# EXERCISE PROMPT
In the listing below, locate the lines bearing the word "market". Copy every one of them.

# AVAILABLE DATA

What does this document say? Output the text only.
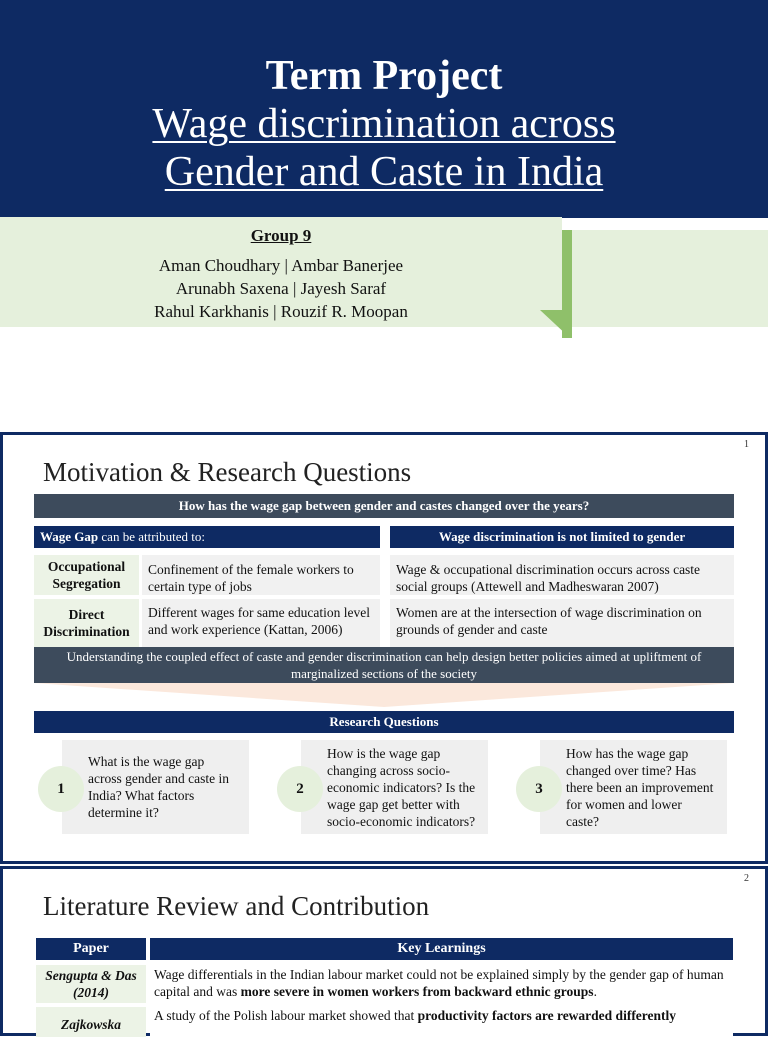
Term Project
Wage discrimination across
Gender and Caste in India
Group 9
Aman Choudhary | Ambar Banerjee
Arunabh Saxena | Jayesh Saraf
Rahul Karkhanis | Rouzif R. Moopan
1
Motivation & Research Questions
How has the wage gap between gender and castes changed over the years?
Wage Gap can be attributed to:	Wage discrimination is not limited to gender
Occupational Segregation
Confinement of the female workers to certain type of jobs
Direct Discrimination
Different wages for same education level and work experience (Kattan, 2006)
Wage & occupational discrimination occurs across caste social groups (Attewell and Madheswaran 2007)
Women are at the intersection of wage discrimination on grounds of gender and caste
Understanding the coupled effect of caste and gender discrimination can help design better policies aimed at upliftment of marginalized sections of the society
Research Questions
What is the wage gap across gender and caste in India? What factors determine it?
1
How is the wage gap changing across socio-economic indicators? Is the wage gap get better with socio-economic indicators?
2
How has the wage gap changed over time? Has there been an improvement for women and lower caste?
3
2
Literature Review and Contribution
Paper	Key Learnings
Sengupta & Das (2014)
Wage differentials in the Indian labour market could not be explained simply by the gender gap of human capital and was more severe in women workers from backward ethnic groups.
Zajkowska
A study of the Polish labour market showed that productivity factors are rewarded differently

# RESULT
Wage differentials in the Indian labour market could not be explained simply by the gender gap of human capital and was more severe in women workers from backward ethnic groups.
A study of the Polish labour market showed that productivity factors are rewarded differently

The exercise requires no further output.